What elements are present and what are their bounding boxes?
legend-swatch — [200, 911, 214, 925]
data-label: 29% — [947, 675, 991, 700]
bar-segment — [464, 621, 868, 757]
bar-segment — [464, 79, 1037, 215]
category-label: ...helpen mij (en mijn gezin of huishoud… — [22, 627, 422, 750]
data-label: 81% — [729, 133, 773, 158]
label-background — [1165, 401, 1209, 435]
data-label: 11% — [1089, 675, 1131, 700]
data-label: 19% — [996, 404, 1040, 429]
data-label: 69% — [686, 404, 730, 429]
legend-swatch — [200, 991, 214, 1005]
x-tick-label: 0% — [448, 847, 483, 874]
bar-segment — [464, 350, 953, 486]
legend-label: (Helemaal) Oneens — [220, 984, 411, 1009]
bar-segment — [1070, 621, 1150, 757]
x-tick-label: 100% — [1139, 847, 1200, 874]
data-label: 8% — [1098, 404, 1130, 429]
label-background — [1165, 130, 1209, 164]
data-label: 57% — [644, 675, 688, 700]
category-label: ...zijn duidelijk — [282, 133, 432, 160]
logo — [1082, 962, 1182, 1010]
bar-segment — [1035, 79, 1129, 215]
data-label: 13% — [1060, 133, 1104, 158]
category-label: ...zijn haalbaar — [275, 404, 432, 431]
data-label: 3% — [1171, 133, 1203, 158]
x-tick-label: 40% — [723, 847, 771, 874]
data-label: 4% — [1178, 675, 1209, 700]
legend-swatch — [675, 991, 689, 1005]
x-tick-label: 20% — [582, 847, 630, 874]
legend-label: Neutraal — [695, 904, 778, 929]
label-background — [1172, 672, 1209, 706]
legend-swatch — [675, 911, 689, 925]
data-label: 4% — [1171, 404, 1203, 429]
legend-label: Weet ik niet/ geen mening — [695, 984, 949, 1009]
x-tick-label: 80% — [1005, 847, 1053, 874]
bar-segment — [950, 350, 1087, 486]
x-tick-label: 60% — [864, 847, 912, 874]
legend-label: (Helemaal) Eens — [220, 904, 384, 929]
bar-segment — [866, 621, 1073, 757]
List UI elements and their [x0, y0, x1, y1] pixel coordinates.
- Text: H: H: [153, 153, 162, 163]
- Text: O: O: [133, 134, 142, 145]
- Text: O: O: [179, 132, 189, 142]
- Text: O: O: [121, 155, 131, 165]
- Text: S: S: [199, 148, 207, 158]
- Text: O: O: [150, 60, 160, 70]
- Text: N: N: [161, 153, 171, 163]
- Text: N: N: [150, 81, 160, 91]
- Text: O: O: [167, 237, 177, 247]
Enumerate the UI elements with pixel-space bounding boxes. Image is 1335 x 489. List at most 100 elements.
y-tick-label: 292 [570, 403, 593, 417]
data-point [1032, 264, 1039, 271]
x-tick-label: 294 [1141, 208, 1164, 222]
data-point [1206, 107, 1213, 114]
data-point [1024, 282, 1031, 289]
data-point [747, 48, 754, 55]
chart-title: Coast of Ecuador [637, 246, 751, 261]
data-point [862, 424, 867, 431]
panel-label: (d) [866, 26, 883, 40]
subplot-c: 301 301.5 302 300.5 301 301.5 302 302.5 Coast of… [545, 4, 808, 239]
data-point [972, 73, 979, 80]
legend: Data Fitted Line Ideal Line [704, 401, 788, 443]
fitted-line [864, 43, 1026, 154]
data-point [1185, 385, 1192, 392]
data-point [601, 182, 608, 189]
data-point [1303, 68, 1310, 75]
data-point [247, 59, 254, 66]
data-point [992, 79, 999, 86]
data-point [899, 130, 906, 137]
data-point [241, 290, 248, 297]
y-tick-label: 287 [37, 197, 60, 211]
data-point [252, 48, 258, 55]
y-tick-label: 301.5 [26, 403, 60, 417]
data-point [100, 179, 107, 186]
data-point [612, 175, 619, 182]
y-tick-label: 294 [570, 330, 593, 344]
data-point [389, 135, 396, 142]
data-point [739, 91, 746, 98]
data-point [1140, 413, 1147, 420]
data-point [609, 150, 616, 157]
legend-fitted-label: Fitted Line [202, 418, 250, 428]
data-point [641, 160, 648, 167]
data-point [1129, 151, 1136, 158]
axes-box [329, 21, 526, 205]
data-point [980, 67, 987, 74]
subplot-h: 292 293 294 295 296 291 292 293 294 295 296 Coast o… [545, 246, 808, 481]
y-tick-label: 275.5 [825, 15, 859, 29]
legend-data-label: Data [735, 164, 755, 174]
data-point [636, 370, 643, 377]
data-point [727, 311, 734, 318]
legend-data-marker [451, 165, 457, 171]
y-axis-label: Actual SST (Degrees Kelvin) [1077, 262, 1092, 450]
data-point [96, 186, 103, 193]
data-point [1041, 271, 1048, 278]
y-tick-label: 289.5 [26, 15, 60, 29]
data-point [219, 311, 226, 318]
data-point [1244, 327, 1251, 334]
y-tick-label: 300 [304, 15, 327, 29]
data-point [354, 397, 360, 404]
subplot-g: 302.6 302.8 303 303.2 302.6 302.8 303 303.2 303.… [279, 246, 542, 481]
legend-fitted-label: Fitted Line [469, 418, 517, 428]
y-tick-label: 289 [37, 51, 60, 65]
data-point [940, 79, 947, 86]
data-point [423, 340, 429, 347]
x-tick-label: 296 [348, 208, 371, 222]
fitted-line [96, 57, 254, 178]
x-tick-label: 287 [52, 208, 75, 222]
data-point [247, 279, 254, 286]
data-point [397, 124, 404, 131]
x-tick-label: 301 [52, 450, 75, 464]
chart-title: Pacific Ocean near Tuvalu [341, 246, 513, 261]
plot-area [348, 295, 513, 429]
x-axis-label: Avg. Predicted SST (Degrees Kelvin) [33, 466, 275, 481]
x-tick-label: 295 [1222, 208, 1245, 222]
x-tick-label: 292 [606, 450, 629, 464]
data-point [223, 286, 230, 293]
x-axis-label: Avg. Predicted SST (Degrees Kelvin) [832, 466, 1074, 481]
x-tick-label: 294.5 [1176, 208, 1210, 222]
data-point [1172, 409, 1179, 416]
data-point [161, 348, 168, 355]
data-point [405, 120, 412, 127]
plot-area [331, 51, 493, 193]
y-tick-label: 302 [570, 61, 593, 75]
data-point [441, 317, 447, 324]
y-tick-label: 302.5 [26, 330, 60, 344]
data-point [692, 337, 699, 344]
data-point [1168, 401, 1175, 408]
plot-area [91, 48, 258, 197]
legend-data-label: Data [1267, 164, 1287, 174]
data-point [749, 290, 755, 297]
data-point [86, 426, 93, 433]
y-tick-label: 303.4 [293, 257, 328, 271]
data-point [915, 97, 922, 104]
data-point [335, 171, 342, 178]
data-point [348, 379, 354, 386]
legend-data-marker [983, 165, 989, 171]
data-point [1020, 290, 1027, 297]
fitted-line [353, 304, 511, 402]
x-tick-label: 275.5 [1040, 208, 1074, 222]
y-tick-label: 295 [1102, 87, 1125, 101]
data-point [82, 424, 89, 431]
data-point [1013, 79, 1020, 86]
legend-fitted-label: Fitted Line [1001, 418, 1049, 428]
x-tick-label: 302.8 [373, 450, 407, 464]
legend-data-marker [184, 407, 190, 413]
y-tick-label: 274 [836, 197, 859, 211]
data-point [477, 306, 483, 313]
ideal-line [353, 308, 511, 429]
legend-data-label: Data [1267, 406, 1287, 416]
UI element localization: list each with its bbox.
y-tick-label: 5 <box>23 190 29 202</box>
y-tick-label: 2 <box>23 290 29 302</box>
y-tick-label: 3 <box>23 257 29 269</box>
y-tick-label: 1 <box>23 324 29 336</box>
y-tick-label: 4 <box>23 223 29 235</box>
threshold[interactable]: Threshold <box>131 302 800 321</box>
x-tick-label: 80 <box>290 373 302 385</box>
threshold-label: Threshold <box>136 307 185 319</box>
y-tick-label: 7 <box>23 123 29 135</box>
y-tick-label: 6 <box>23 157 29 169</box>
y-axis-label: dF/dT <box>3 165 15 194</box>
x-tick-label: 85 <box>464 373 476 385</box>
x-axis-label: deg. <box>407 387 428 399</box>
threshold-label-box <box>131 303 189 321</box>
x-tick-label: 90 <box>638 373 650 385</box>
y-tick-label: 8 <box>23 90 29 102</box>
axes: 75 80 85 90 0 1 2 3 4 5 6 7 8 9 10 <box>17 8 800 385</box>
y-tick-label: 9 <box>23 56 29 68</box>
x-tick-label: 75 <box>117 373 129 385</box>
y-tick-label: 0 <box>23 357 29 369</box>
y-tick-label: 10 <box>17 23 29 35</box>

###

:: Given request ::
Return, word for word, the lines from the start of the records through the line that contains "category-label: ...zijn haalbaar", with both ends included.

:: Response below ::
What elements are present and what are their bounding boxes?
legend-swatch — [200, 911, 214, 925]
data-label: 29% — [947, 675, 991, 700]
bar-segment — [464, 621, 868, 757]
bar-segment — [464, 79, 1037, 215]
category-label: ...helpen mij (en mijn gezin of huishoud… — [22, 627, 422, 750]
data-label: 81% — [729, 133, 773, 158]
label-background — [1165, 401, 1209, 435]
data-label: 11% — [1089, 675, 1131, 700]
data-label: 19% — [996, 404, 1040, 429]
data-label: 69% — [686, 404, 730, 429]
legend-swatch — [200, 991, 214, 1005]
x-tick-label: 0% — [448, 847, 483, 874]
bar-segment — [464, 350, 953, 486]
legend-label: (Helemaal) Oneens — [220, 984, 411, 1009]
bar-segment — [1070, 621, 1150, 757]
x-tick-label: 100% — [1139, 847, 1200, 874]
data-label: 8% — [1098, 404, 1130, 429]
label-background — [1165, 130, 1209, 164]
data-label: 57% — [644, 675, 688, 700]
category-label: ...zijn duidelijk — [282, 133, 432, 160]
logo — [1082, 962, 1182, 1010]
bar-segment — [1035, 79, 1129, 215]
data-label: 13% — [1060, 133, 1104, 158]
category-label: ...zijn haalbaar — [275, 404, 432, 431]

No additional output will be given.